_RECORDS TO USE_
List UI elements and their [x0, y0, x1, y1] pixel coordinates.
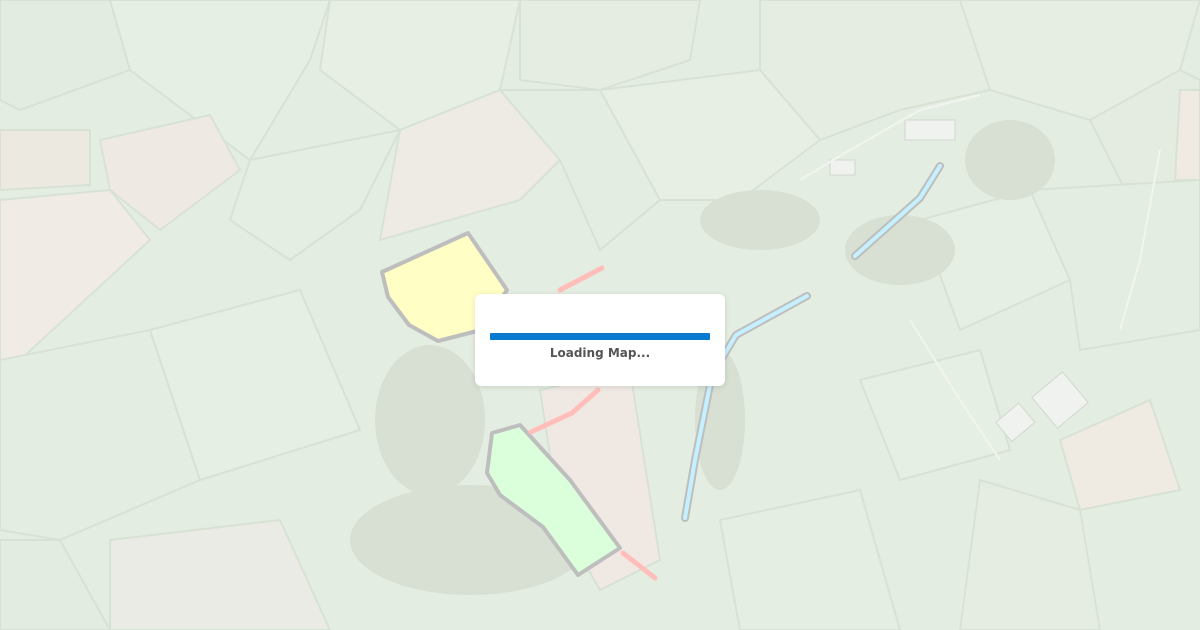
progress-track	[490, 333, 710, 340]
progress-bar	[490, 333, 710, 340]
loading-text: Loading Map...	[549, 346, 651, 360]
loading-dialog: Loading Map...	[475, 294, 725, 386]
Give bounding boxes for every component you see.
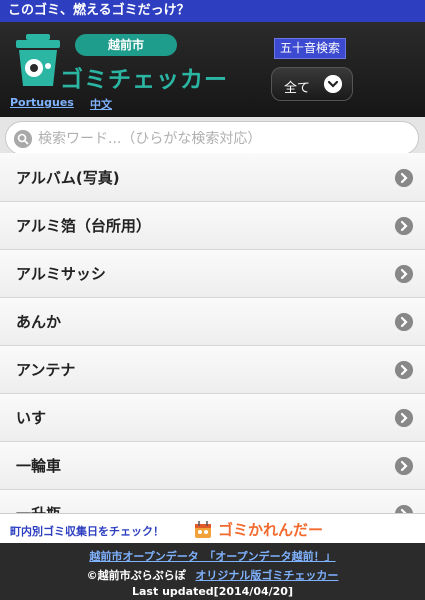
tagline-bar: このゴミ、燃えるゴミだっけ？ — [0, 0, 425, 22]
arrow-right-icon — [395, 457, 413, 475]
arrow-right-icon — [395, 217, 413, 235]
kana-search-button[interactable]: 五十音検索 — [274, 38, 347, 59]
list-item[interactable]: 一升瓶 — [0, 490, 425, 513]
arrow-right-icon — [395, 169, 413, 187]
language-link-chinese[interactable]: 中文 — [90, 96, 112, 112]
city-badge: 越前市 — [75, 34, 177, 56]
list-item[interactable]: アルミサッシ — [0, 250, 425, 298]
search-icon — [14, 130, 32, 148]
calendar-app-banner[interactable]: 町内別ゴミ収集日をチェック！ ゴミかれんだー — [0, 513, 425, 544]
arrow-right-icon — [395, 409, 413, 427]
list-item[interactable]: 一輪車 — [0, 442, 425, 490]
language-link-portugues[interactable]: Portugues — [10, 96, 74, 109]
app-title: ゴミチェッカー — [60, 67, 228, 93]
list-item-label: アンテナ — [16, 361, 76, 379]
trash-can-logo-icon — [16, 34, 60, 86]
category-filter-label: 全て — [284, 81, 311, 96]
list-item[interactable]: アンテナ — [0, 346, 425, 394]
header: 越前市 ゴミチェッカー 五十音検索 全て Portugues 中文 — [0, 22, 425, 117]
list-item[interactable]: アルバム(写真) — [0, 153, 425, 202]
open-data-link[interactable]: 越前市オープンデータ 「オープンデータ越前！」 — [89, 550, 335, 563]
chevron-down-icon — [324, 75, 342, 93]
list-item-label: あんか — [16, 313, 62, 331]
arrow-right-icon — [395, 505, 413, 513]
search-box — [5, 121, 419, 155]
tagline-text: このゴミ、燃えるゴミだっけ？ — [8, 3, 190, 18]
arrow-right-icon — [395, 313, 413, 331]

_DIRECTION_
Write out again every line from the start of the records through the line that contains "Give bounding boxes", including that line, and leave the pictures out of your answer.

_FULL RESPONSE_
List UI elements and their [x0, y0, x1, y1] pixel coordinates.
progress-track	[490, 333, 710, 340]
progress-bar	[490, 333, 710, 340]
loading-text: Loading Map...	[549, 346, 651, 360]
loading-dialog: Loading Map...	[475, 294, 725, 386]
Give bounding boxes for every component you see.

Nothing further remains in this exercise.